* **DIRECTIONS**:
Make an exact copy of each entry, leaving out every picture.

--- Start ---

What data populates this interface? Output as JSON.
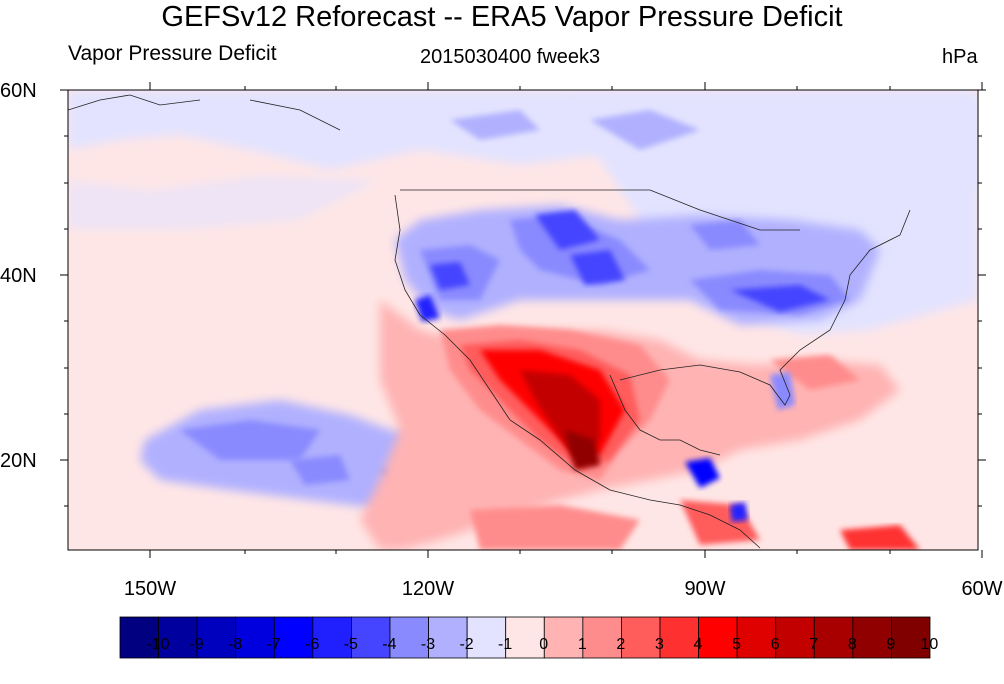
{
  "title": "GEFSv12 Reforecast -- ERA5 Vapor Pressure Deficit",
  "left_label": "Vapor Pressure Deficit",
  "center_label": "2015030400 fweek3",
  "right_label": "hPa",
  "lat_labels": [
    "60N",
    "40N",
    "20N"
  ],
  "lon_labels": [
    "150W",
    "120W",
    "90W",
    "60W"
  ],
  "colorbar": {
    "labels": [
      "-10",
      "-9",
      "-8",
      "-7",
      "-6",
      "-5",
      "-4",
      "-3",
      "-2",
      "-1",
      "0",
      "1",
      "2",
      "3",
      "4",
      "5",
      "6",
      "7",
      "8",
      "9",
      "10"
    ],
    "colors": [
      "#000080",
      "#00009f",
      "#0000bf",
      "#0000df",
      "#0000ff",
      "#2020ff",
      "#4545ff",
      "#8a8aff",
      "#b0b0ff",
      "#e3e3ff",
      "#ffe6e6",
      "#ffb3b3",
      "#ff8c8c",
      "#ff5c5c",
      "#ff3030",
      "#ff0000",
      "#df0000",
      "#c30000",
      "#a80000",
      "#900000",
      "#800000"
    ]
  },
  "map": {
    "projection": "cylindrical equidistant",
    "lon_range": [
      -159,
      -60
    ],
    "lat_range": [
      10,
      60
    ]
  }
}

--- End ---

* **RIGHT ANSWER**:
What data populates this interface? Output as JSON.
{
  "title": "GEFSv12 Reforecast -- ERA5 Vapor Pressure Deficit",
  "left_label": "Vapor Pressure Deficit",
  "center_label": "2015030400 fweek3",
  "right_label": "hPa",
  "lat_labels": [
    "60N",
    "40N",
    "20N"
  ],
  "lon_labels": [
    "150W",
    "120W",
    "90W",
    "60W"
  ],
  "colorbar": {
    "labels": [
      "-10",
      "-9",
      "-8",
      "-7",
      "-6",
      "-5",
      "-4",
      "-3",
      "-2",
      "-1",
      "0",
      "1",
      "2",
      "3",
      "4",
      "5",
      "6",
      "7",
      "8",
      "9",
      "10"
    ],
    "colors": [
      "#000080",
      "#00009f",
      "#0000bf",
      "#0000df",
      "#0000ff",
      "#2020ff",
      "#4545ff",
      "#8a8aff",
      "#b0b0ff",
      "#e3e3ff",
      "#ffe6e6",
      "#ffb3b3",
      "#ff8c8c",
      "#ff5c5c",
      "#ff3030",
      "#ff0000",
      "#df0000",
      "#c30000",
      "#a80000",
      "#900000",
      "#800000"
    ]
  },
  "map": {
    "projection": "cylindrical equidistant",
    "lon_range": [
      -159,
      -60
    ],
    "lat_range": [
      10,
      60
    ]
  }
}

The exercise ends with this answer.